*The exercise*
Select lines where the word "Cartouches" appears.
————————
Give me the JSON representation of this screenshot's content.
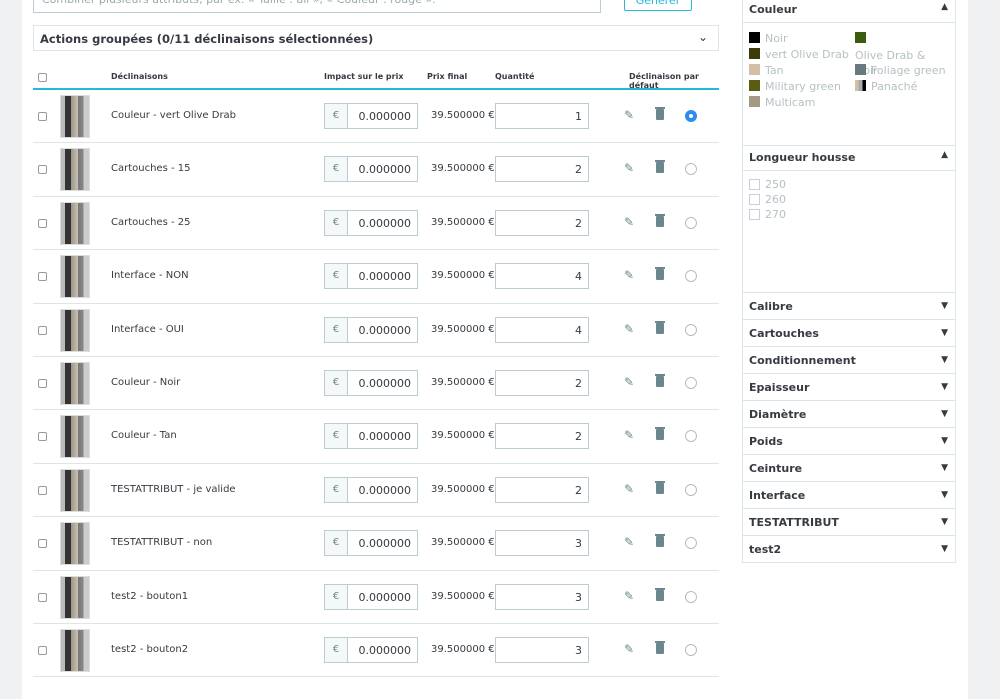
{
  "top": {
    "placeholder": "Combiner plusieurs attributs, par ex. « Taille : all », « Couleur : rouge ».",
    "generate": "Générer"
  },
  "bulk": {
    "label": "Actions groupées (0/11 déclinaisons sélectionnées)"
  },
  "headers": {
    "declinaisons": "Déclinaisons",
    "impact": "Impact sur le prix",
    "final": "Prix final",
    "qty": "Quantité",
    "default": "Déclinaison par défaut"
  },
  "rows": [
    {
      "name": "Couleur - vert Olive Drab",
      "cur": "€",
      "impact": "0.000000",
      "final": "39.500000 €",
      "qty": "1",
      "default": true
    },
    {
      "name": "Cartouches - 15",
      "cur": "€",
      "impact": "0.000000",
      "final": "39.500000 €",
      "qty": "2",
      "default": false
    },
    {
      "name": "Cartouches - 25",
      "cur": "€",
      "impact": "0.000000",
      "final": "39.500000 €",
      "qty": "2",
      "default": false
    },
    {
      "name": "Interface - NON",
      "cur": "€",
      "impact": "0.000000",
      "final": "39.500000 €",
      "qty": "4",
      "default": false
    },
    {
      "name": "Interface - OUI",
      "cur": "€",
      "impact": "0.000000",
      "final": "39.500000 €",
      "qty": "4",
      "default": false
    },
    {
      "name": "Couleur - Noir",
      "cur": "€",
      "impact": "0.000000",
      "final": "39.500000 €",
      "qty": "2",
      "default": false
    },
    {
      "name": "Couleur - Tan",
      "cur": "€",
      "impact": "0.000000",
      "final": "39.500000 €",
      "qty": "2",
      "default": false
    },
    {
      "name": "TESTATTRIBUT - je valide",
      "cur": "€",
      "impact": "0.000000",
      "final": "39.500000 €",
      "qty": "2",
      "default": false
    },
    {
      "name": "TESTATTRIBUT - non",
      "cur": "€",
      "impact": "0.000000",
      "final": "39.500000 €",
      "qty": "3",
      "default": false
    },
    {
      "name": "test2 - bouton1",
      "cur": "€",
      "impact": "0.000000",
      "final": "39.500000 €",
      "qty": "3",
      "default": false
    },
    {
      "name": "test2 - bouton2",
      "cur": "€",
      "impact": "0.000000",
      "final": "39.500000 €",
      "qty": "3",
      "default": false
    }
  ],
  "sidebar": {
    "couleur": {
      "title": "Couleur",
      "items": [
        {
          "label": "Noir",
          "color": "#000000"
        },
        {
          "label": "vert Olive Drab",
          "color": "#3d3a0c"
        },
        {
          "label": "Tan",
          "color": "#d2bfa6"
        },
        {
          "label": "Military green",
          "color": "#5a5c14"
        },
        {
          "label": "Multicam",
          "color": "#a49a84"
        },
        {
          "label": "Olive Drab & Noir",
          "color": "#3b5c0c"
        },
        {
          "label": "Foliage green",
          "color": "#687a80"
        },
        {
          "label": "Panaché",
          "color": "#888888"
        }
      ]
    },
    "longueur": {
      "title": "Longueur housse",
      "items": [
        "250",
        "260",
        "270"
      ]
    },
    "groups": [
      "Calibre",
      "Cartouches",
      "Conditionnement",
      "Epaisseur",
      "Diamètre",
      "Poids",
      "Ceinture",
      "Interface",
      "TESTATTRIBUT",
      "test2"
    ]
  },
  "colors": {
    "accent": "#25b9d7",
    "radio": "#2d8cf0"
  }
}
————————
*Result for this task*
      "name": "Cartouches - 15",
      "name": "Cartouches - 25",
      "Cartouches",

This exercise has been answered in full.